Each line that follows is to be retyped exactly.

== Recorded information ==

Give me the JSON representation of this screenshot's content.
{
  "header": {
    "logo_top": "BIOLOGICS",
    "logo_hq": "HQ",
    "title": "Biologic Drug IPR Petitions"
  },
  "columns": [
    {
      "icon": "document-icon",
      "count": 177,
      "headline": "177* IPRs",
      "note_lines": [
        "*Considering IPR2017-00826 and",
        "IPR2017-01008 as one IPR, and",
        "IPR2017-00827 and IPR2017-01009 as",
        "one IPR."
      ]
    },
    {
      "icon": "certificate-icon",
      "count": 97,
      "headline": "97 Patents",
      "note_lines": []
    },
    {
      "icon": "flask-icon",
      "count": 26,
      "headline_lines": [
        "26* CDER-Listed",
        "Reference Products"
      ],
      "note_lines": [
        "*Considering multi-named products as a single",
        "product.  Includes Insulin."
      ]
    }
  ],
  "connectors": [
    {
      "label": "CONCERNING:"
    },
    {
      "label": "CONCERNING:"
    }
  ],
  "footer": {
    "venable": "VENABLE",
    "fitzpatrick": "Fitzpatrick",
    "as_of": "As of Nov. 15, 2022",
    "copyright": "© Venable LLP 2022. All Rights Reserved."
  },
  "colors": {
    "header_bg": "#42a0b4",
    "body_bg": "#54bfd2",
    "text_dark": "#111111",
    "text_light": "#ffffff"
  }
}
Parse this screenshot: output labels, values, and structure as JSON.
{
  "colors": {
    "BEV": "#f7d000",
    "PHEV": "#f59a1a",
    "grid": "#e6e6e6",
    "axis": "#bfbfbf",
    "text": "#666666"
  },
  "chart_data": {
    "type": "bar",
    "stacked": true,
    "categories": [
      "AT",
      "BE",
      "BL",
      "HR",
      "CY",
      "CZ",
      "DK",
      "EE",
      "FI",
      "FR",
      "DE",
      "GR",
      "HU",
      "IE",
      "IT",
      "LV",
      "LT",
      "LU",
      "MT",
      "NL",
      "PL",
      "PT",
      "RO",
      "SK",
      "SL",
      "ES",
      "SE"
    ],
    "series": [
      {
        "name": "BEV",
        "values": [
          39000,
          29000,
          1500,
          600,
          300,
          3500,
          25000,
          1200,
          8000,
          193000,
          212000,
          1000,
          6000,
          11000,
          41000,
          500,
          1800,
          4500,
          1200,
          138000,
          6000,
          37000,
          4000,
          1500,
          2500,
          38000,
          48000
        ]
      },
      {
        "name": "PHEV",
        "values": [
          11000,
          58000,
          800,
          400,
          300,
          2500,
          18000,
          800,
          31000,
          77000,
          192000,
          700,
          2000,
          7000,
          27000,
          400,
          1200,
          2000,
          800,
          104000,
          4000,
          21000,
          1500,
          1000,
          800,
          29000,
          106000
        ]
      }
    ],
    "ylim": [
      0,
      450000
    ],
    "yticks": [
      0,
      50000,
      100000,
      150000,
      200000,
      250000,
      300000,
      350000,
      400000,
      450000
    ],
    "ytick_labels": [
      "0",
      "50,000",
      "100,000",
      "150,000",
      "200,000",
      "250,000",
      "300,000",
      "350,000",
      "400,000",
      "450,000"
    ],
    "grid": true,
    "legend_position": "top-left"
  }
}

===

- _Reply_
Give me the JSON representation of this screenshot's content.
{
  "header": {
    "logo_top": "BIOLOGICS",
    "logo_hq": "HQ",
    "title": "Biologic Drug IPR Petitions"
  },
  "columns": [
    {
      "icon": "document-icon",
      "count": 177,
      "headline": "177* IPRs",
      "note_lines": [
        "*Considering IPR2017-00826 and",
        "IPR2017-01008 as one IPR, and",
        "IPR2017-00827 and IPR2017-01009 as",
        "one IPR."
      ]
    },
    {
      "icon": "certificate-icon",
      "count": 97,
      "headline": "97 Patents",
      "note_lines": []
    },
    {
      "icon": "flask-icon",
      "count": 26,
      "headline_lines": [
        "26* CDER-Listed",
        "Reference Products"
      ],
      "note_lines": [
        "*Considering multi-named products as a single",
        "product.  Includes Insulin."
      ]
    }
  ],
  "connectors": [
    {
      "label": "CONCERNING:"
    },
    {
      "label": "CONCERNING:"
    }
  ],
  "footer": {
    "venable": "VENABLE",
    "fitzpatrick": "Fitzpatrick",
    "as_of": "As of Nov. 15, 2022",
    "copyright": "© Venable LLP 2022. All Rights Reserved."
  },
  "colors": {
    "header_bg": "#42a0b4",
    "body_bg": "#54bfd2",
    "text_dark": "#111111",
    "text_light": "#ffffff"
  }
}
Parse this screenshot: output labels, values, and structure as JSON.
{
  "colors": {
    "BEV": "#f7d000",
    "PHEV": "#f59a1a",
    "grid": "#e6e6e6",
    "axis": "#bfbfbf",
    "text": "#666666"
  },
  "chart_data": {
    "type": "bar",
    "stacked": true,
    "categories": [
      "AT",
      "BE",
      "BL",
      "HR",
      "CY",
      "CZ",
      "DK",
      "EE",
      "FI",
      "FR",
      "DE",
      "GR",
      "HU",
      "IE",
      "IT",
      "LV",
      "LT",
      "LU",
      "MT",
      "NL",
      "PL",
      "PT",
      "RO",
      "SK",
      "SL",
      "ES",
      "SE"
    ],
    "series": [
      {
        "name": "BEV",
        "values": [
          39000,
          29000,
          1500,
          600,
          300,
          3500,
          25000,
          1200,
          8000,
          193000,
          212000,
          1000,
          6000,
          11000,
          41000,
          500,
          1800,
          4500,
          1200,
          138000,
          6000,
          37000,
          4000,
          1500,
          2500,
          38000,
          48000
        ]
      },
      {
        "name": "PHEV",
        "values": [
          11000,
          58000,
          800,
          400,
          300,
          2500,
          18000,
          800,
          31000,
          77000,
          192000,
          700,
          2000,
          7000,
          27000,
          400,
          1200,
          2000,
          800,
          104000,
          4000,
          21000,
          1500,
          1000,
          800,
          29000,
          106000
        ]
      }
    ],
    "ylim": [
      0,
      450000
    ],
    "yticks": [
      0,
      50000,
      100000,
      150000,
      200000,
      250000,
      300000,
      350000,
      400000,
      450000
    ],
    "ytick_labels": [
      "0",
      "50,000",
      "100,000",
      "150,000",
      "200,000",
      "250,000",
      "300,000",
      "350,000",
      "400,000",
      "450,000"
    ],
    "grid": true,
    "legend_position": "top-left"
  }
}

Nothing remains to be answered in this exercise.